Copy the full set of lines exactly as given.

Records shown
↓↓↓

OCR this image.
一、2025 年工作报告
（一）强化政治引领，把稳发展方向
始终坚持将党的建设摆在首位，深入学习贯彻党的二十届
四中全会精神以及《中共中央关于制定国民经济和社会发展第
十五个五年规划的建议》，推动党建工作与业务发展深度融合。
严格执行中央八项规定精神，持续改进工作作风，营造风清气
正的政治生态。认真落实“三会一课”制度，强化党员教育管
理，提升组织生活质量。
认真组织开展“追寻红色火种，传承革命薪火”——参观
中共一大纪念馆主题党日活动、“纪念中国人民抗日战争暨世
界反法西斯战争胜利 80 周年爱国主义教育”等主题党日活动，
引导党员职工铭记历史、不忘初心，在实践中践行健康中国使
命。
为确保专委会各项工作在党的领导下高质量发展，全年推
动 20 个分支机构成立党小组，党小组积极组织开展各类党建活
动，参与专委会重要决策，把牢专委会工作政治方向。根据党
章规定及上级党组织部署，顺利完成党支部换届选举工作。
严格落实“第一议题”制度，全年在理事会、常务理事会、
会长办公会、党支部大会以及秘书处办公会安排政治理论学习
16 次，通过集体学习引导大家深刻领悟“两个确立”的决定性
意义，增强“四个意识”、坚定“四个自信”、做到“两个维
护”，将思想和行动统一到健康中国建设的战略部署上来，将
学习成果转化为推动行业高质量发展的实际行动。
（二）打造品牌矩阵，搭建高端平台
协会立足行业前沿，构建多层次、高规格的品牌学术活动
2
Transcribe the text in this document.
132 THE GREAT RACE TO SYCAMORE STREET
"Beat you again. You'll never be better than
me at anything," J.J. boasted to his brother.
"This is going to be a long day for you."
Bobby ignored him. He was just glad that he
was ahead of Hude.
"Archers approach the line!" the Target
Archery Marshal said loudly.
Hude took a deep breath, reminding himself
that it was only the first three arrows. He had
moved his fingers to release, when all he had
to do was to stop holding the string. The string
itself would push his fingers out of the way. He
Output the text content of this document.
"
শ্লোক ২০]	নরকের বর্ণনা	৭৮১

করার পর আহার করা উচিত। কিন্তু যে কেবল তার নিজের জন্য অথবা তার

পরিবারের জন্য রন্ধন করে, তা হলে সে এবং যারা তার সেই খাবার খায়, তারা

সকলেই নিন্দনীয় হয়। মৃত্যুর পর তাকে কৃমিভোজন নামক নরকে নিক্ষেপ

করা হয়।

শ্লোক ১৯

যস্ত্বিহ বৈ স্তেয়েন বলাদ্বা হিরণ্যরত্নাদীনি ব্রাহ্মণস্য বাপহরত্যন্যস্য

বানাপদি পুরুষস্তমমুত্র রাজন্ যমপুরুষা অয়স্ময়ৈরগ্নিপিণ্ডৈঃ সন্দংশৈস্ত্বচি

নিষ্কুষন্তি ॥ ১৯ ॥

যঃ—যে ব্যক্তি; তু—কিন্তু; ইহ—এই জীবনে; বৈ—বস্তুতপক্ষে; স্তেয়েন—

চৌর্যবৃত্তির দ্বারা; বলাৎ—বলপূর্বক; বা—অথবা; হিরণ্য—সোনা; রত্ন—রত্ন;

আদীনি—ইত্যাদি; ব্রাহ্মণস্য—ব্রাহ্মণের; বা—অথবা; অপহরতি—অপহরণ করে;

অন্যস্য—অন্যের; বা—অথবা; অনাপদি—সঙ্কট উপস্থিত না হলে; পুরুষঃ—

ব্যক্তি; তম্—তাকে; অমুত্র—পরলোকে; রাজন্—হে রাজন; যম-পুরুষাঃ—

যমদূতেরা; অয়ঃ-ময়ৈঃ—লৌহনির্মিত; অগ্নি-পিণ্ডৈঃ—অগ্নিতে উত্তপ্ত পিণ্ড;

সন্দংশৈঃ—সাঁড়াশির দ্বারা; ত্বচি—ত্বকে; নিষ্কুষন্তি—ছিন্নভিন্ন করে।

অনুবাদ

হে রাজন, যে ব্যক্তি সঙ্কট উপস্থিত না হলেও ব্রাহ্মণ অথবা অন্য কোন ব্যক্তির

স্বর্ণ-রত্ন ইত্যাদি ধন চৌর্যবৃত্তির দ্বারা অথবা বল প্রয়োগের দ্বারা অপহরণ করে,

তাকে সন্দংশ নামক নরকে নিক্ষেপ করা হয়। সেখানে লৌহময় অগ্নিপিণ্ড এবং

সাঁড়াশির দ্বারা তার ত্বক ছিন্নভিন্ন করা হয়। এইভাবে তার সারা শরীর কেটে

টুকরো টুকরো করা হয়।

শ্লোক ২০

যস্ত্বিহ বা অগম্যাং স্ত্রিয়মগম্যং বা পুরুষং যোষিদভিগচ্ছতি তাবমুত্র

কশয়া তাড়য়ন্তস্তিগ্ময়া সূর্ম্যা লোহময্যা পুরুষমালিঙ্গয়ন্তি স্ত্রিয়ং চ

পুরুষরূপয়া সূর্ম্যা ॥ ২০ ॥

↑↑↑

Solution for this exercise
OCR this image.
一、2025 年工作报告
（一）强化政治引领，把稳发展方向
始终坚持将党的建设摆在首位，深入学习贯彻党的二十届
四中全会精神以及《中共中央关于制定国民经济和社会发展第
十五个五年规划的建议》，推动党建工作与业务发展深度融合。
严格执行中央八项规定精神，持续改进工作作风，营造风清气
正的政治生态。认真落实“三会一课”制度，强化党员教育管
理，提升组织生活质量。
认真组织开展“追寻红色火种，传承革命薪火”——参观
中共一大纪念馆主题党日活动、“纪念中国人民抗日战争暨世
界反法西斯战争胜利 80 周年爱国主义教育”等主题党日活动，
引导党员职工铭记历史、不忘初心，在实践中践行健康中国使
命。
为确保专委会各项工作在党的领导下高质量发展，全年推
动 20 个分支机构成立党小组，党小组积极组织开展各类党建活
动，参与专委会重要决策，把牢专委会工作政治方向。根据党
章规定及上级党组织部署，顺利完成党支部换届选举工作。
严格落实“第一议题”制度，全年在理事会、常务理事会、
会长办公会、党支部大会以及秘书处办公会安排政治理论学习
16 次，通过集体学习引导大家深刻领悟“两个确立”的决定性
意义，增强“四个意识”、坚定“四个自信”、做到“两个维
护”，将思想和行动统一到健康中国建设的战略部署上来，将
学习成果转化为推动行业高质量发展的实际行动。
（二）打造品牌矩阵，搭建高端平台
协会立足行业前沿，构建多层次、高规格的品牌学术活动
2
Transcribe the text in this document.
132 THE GREAT RACE TO SYCAMORE STREET
"Beat you again. You'll never be better than
me at anything," J.J. boasted to his brother.
"This is going to be a long day for you."
Bobby ignored him. He was just glad that he
was ahead of Hude.
"Archers approach the line!" the Target
Archery Marshal said loudly.
Hude took a deep breath, reminding himself
that it was only the first three arrows. He had
moved his fingers to release, when all he had
to do was to stop holding the string. The string
itself would push his fingers out of the way. He
Output the text content of this document.
"
শ্লোক ২০]	নরকের বর্ণনা	৭৮১

করার পর আহার করা উচিত। কিন্তু যে কেবল তার নিজের জন্য অথবা তার

পরিবারের জন্য রন্ধন করে, তা হলে সে এবং যারা তার সেই খাবার খায়, তারা

সকলেই নিন্দনীয় হয়। মৃত্যুর পর তাকে কৃমিভোজন নামক নরকে নিক্ষেপ

করা হয়।

শ্লোক ১৯

যস্ত্বিহ বৈ স্তেয়েন বলাদ্বা হিরণ্যরত্নাদীনি ব্রাহ্মণস্য বাপহরত্যন্যস্য

বানাপদি পুরুষস্তমমুত্র রাজন্ যমপুরুষা অয়স্ময়ৈরগ্নিপিণ্ডৈঃ সন্দংশৈস্ত্বচি

নিষ্কুষন্তি ॥ ১৯ ॥

যঃ—যে ব্যক্তি; তু—কিন্তু; ইহ—এই জীবনে; বৈ—বস্তুতপক্ষে; স্তেয়েন—

চৌর্যবৃত্তির দ্বারা; বলাৎ—বলপূর্বক; বা—অথবা; হিরণ্য—সোনা; রত্ন—রত্ন;

আদীনি—ইত্যাদি; ব্রাহ্মণস্য—ব্রাহ্মণের; বা—অথবা; অপহরতি—অপহরণ করে;

অন্যস্য—অন্যের; বা—অথবা; অনাপদি—সঙ্কট উপস্থিত না হলে; পুরুষঃ—

ব্যক্তি; তম্—তাকে; অমুত্র—পরলোকে; রাজন্—হে রাজন; যম-পুরুষাঃ—

যমদূতেরা; অয়ঃ-ময়ৈঃ—লৌহনির্মিত; অগ্নি-পিণ্ডৈঃ—অগ্নিতে উত্তপ্ত পিণ্ড;

সন্দংশৈঃ—সাঁড়াশির দ্বারা; ত্বচি—ত্বকে; নিষ্কুষন্তি—ছিন্নভিন্ন করে।

অনুবাদ

হে রাজন, যে ব্যক্তি সঙ্কট উপস্থিত না হলেও ব্রাহ্মণ অথবা অন্য কোন ব্যক্তির

স্বর্ণ-রত্ন ইত্যাদি ধন চৌর্যবৃত্তির দ্বারা অথবা বল প্রয়োগের দ্বারা অপহরণ করে,

তাকে সন্দংশ নামক নরকে নিক্ষেপ করা হয়। সেখানে লৌহময় অগ্নিপিণ্ড এবং

সাঁড়াশির দ্বারা তার ত্বক ছিন্নভিন্ন করা হয়। এইভাবে তার সারা শরীর কেটে

টুকরো টুকরো করা হয়।

শ্লোক ২০

যস্ত্বিহ বা অগম্যাং স্ত্রিয়মগম্যং বা পুরুষং যোষিদভিগচ্ছতি তাবমুত্র

কশয়া তাড়য়ন্তস্তিগ্ময়া সূর্ম্যা লোহময্যা পুরুষমালিঙ্গয়ন্তি স্ত্রিয়ং চ

পুরুষরূপয়া সূর্ম্যা ॥ ২০ ॥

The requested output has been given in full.